▸ **Task goal**
Can you write out all of the material below, word for word?

▸ **Information supplied**
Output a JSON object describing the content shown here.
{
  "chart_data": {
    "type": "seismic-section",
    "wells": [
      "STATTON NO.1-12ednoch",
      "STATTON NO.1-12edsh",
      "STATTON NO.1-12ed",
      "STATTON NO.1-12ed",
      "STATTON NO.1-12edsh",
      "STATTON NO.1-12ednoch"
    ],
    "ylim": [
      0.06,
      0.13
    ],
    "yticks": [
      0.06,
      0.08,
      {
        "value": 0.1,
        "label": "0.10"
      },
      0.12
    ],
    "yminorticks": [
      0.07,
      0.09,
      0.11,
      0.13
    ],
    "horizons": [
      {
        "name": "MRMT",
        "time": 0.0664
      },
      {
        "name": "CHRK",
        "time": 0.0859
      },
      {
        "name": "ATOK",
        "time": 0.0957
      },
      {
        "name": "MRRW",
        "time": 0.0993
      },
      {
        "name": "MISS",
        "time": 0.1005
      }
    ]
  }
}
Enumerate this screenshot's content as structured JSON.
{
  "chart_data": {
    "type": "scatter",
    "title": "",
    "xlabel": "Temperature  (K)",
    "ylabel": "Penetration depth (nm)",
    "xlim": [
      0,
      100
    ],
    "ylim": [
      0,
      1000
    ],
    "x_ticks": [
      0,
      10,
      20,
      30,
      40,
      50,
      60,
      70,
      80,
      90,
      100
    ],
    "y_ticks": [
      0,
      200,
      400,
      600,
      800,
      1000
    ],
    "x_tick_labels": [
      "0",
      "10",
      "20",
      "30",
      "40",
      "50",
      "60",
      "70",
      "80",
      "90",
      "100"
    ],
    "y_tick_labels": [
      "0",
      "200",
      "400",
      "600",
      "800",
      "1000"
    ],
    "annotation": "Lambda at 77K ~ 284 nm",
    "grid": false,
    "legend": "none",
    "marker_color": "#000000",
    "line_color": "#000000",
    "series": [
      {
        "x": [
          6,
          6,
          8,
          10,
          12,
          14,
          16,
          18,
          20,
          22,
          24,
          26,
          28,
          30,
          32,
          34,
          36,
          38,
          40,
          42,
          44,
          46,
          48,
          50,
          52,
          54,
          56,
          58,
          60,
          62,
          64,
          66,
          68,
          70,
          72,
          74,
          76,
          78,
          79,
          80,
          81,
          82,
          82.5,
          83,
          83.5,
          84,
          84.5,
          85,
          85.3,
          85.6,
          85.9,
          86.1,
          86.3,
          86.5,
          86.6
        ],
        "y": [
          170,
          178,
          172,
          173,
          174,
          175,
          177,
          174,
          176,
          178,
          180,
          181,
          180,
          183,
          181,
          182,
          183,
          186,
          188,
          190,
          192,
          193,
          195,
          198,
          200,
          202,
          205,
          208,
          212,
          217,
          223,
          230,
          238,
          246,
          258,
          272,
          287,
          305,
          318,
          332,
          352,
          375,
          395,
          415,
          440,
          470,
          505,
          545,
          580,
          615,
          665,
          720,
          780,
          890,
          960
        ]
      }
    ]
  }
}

▸ **Task answer**
Output a JSON object describing the content shown here.
{
  "chart_data": {
    "type": "seismic-section",
    "wells": [
      "STATTON NO.1-12ednoch",
      "STATTON NO.1-12edsh",
      "STATTON NO.1-12ed",
      "STATTON NO.1-12ed",
      "STATTON NO.1-12edsh",
      "STATTON NO.1-12ednoch"
    ],
    "ylim": [
      0.06,
      0.13
    ],
    "yticks": [
      0.06,
      0.08,
      {
        "value": 0.1,
        "label": "0.10"
      },
      0.12
    ],
    "yminorticks": [
      0.07,
      0.09,
      0.11,
      0.13
    ],
    "horizons": [
      {
        "name": "MRMT",
        "time": 0.0664
      },
      {
        "name": "CHRK",
        "time": 0.0859
      },
      {
        "name": "ATOK",
        "time": 0.0957
      },
      {
        "name": "MRRW",
        "time": 0.0993
      },
      {
        "name": "MISS",
        "time": 0.1005
      }
    ]
  }
}
Enumerate this screenshot's content as structured JSON.
{
  "chart_data": {
    "type": "scatter",
    "title": "",
    "xlabel": "Temperature  (K)",
    "ylabel": "Penetration depth (nm)",
    "xlim": [
      0,
      100
    ],
    "ylim": [
      0,
      1000
    ],
    "x_ticks": [
      0,
      10,
      20,
      30,
      40,
      50,
      60,
      70,
      80,
      90,
      100
    ],
    "y_ticks": [
      0,
      200,
      400,
      600,
      800,
      1000
    ],
    "x_tick_labels": [
      "0",
      "10",
      "20",
      "30",
      "40",
      "50",
      "60",
      "70",
      "80",
      "90",
      "100"
    ],
    "y_tick_labels": [
      "0",
      "200",
      "400",
      "600",
      "800",
      "1000"
    ],
    "annotation": "Lambda at 77K ~ 284 nm",
    "grid": false,
    "legend": "none",
    "marker_color": "#000000",
    "line_color": "#000000",
    "series": [
      {
        "x": [
          6,
          6,
          8,
          10,
          12,
          14,
          16,
          18,
          20,
          22,
          24,
          26,
          28,
          30,
          32,
          34,
          36,
          38,
          40,
          42,
          44,
          46,
          48,
          50,
          52,
          54,
          56,
          58,
          60,
          62,
          64,
          66,
          68,
          70,
          72,
          74,
          76,
          78,
          79,
          80,
          81,
          82,
          82.5,
          83,
          83.5,
          84,
          84.5,
          85,
          85.3,
          85.6,
          85.9,
          86.1,
          86.3,
          86.5,
          86.6
        ],
        "y": [
          170,
          178,
          172,
          173,
          174,
          175,
          177,
          174,
          176,
          178,
          180,
          181,
          180,
          183,
          181,
          182,
          183,
          186,
          188,
          190,
          192,
          193,
          195,
          198,
          200,
          202,
          205,
          208,
          212,
          217,
          223,
          230,
          238,
          246,
          258,
          272,
          287,
          305,
          318,
          332,
          352,
          375,
          395,
          415,
          440,
          470,
          505,
          545,
          580,
          615,
          665,
          720,
          780,
          890,
          960
        ]
      }
    ]
  }
}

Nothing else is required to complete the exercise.